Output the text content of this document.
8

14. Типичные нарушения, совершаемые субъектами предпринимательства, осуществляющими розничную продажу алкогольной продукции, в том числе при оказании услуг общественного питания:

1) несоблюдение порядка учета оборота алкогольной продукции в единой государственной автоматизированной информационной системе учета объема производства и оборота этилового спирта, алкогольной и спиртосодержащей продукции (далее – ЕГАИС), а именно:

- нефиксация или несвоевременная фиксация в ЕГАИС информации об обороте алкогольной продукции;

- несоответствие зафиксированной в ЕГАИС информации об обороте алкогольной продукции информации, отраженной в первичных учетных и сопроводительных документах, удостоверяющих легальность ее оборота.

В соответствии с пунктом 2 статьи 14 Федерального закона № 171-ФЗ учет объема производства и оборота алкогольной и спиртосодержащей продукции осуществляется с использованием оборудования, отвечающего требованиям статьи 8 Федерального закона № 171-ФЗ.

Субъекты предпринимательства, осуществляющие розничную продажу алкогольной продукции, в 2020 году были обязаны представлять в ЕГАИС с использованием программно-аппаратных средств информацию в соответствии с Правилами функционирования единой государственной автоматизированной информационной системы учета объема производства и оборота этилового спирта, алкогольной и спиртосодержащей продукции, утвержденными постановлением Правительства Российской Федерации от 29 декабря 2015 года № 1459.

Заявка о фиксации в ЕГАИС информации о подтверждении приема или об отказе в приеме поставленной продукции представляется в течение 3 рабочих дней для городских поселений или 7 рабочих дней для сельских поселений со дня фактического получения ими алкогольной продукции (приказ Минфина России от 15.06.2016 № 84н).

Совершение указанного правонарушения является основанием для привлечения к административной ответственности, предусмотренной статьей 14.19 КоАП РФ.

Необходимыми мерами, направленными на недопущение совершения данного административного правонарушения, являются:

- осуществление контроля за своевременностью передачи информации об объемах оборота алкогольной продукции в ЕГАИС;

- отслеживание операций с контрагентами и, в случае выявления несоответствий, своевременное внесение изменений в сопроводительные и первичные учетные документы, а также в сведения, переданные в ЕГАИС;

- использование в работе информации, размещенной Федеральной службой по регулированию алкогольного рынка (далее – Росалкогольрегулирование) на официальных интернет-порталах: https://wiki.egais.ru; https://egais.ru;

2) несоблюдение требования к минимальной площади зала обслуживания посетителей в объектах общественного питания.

————————

TASK BRIEF: Write out every line of the records exactly.

ANSWER FOR THE TASK:
Output the text content of this document.
8

14. Типичные нарушения, совершаемые субъектами предпринимательства, осуществляющими розничную продажу алкогольной продукции, в том числе при оказании услуг общественного питания:

1) несоблюдение порядка учета оборота алкогольной продукции в единой государственной автоматизированной информационной системе учета объема производства и оборота этилового спирта, алкогольной и спиртосодержащей продукции (далее – ЕГАИС), а именно:

- нефиксация или несвоевременная фиксация в ЕГАИС информации об обороте алкогольной продукции;

- несоответствие зафиксированной в ЕГАИС информации об обороте алкогольной продукции информации, отраженной в первичных учетных и сопроводительных документах, удостоверяющих легальность ее оборота.

В соответствии с пунктом 2 статьи 14 Федерального закона № 171-ФЗ учет объема производства и оборота алкогольной и спиртосодержащей продукции осуществляется с использованием оборудования, отвечающего требованиям статьи 8 Федерального закона № 171-ФЗ.

Субъекты предпринимательства, осуществляющие розничную продажу алкогольной продукции, в 2020 году были обязаны представлять в ЕГАИС с использованием программно-аппаратных средств информацию в соответствии с Правилами функционирования единой государственной автоматизированной информационной системы учета объема производства и оборота этилового спирта, алкогольной и спиртосодержащей продукции, утвержденными постановлением Правительства Российской Федерации от 29 декабря 2015 года № 1459.

Заявка о фиксации в ЕГАИС информации о подтверждении приема или об отказе в приеме поставленной продукции представляется в течение 3 рабочих дней для городских поселений или 7 рабочих дней для сельских поселений со дня фактического получения ими алкогольной продукции (приказ Минфина России от 15.06.2016 № 84н).

Совершение указанного правонарушения является основанием для привлечения к административной ответственности, предусмотренной статьей 14.19 КоАП РФ.

Необходимыми мерами, направленными на недопущение совершения данного административного правонарушения, являются:

- осуществление контроля за своевременностью передачи информации об объемах оборота алкогольной продукции в ЕГАИС;

- отслеживание операций с контрагентами и, в случае выявления несоответствий, своевременное внесение изменений в сопроводительные и первичные учетные документы, а также в сведения, переданные в ЕГАИС;

- использование в работе информации, размещенной Федеральной службой по регулированию алкогольного рынка (далее – Росалкогольрегулирование) на официальных интернет-порталах: https://wiki.egais.ru; https://egais.ru;

2) несоблюдение требования к минимальной площади зала обслуживания посетителей в объектах общественного питания.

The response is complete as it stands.